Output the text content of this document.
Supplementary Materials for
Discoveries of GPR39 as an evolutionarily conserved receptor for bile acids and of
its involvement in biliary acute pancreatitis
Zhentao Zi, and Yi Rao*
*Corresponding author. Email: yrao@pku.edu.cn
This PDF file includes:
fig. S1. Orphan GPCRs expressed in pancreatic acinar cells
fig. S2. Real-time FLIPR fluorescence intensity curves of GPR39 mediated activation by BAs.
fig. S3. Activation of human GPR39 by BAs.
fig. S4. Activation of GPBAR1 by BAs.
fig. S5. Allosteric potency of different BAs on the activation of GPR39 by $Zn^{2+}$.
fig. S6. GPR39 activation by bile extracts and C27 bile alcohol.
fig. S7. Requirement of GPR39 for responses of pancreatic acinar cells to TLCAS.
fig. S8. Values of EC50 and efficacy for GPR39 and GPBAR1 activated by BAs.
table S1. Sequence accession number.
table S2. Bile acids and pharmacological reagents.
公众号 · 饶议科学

= = = = = = =

WHAT IS EXPECTED:
For each entry above, write out an exact copy.

EXERCISE SOLUTION:
Output the text content of this document.
Supplementary Materials for
Discoveries of GPR39 as an evolutionarily conserved receptor for bile acids and of
its involvement in biliary acute pancreatitis
Zhentao Zi, and Yi Rao*
*Corresponding author. Email: yrao@pku.edu.cn
This PDF file includes:
fig. S1. Orphan GPCRs expressed in pancreatic acinar cells
fig. S2. Real-time FLIPR fluorescence intensity curves of GPR39 mediated activation by BAs.
fig. S3. Activation of human GPR39 by BAs.
fig. S4. Activation of GPBAR1 by BAs.
fig. S5. Allosteric potency of different BAs on the activation of GPR39 by $Zn^{2+}$.
fig. S6. GPR39 activation by bile extracts and C27 bile alcohol.
fig. S7. Requirement of GPR39 for responses of pancreatic acinar cells to TLCAS.
fig. S8. Values of EC50 and efficacy for GPR39 and GPBAR1 activated by BAs.
table S1. Sequence accession number.
table S2. Bile acids and pharmacological reagents.
公众号 · 饶议科学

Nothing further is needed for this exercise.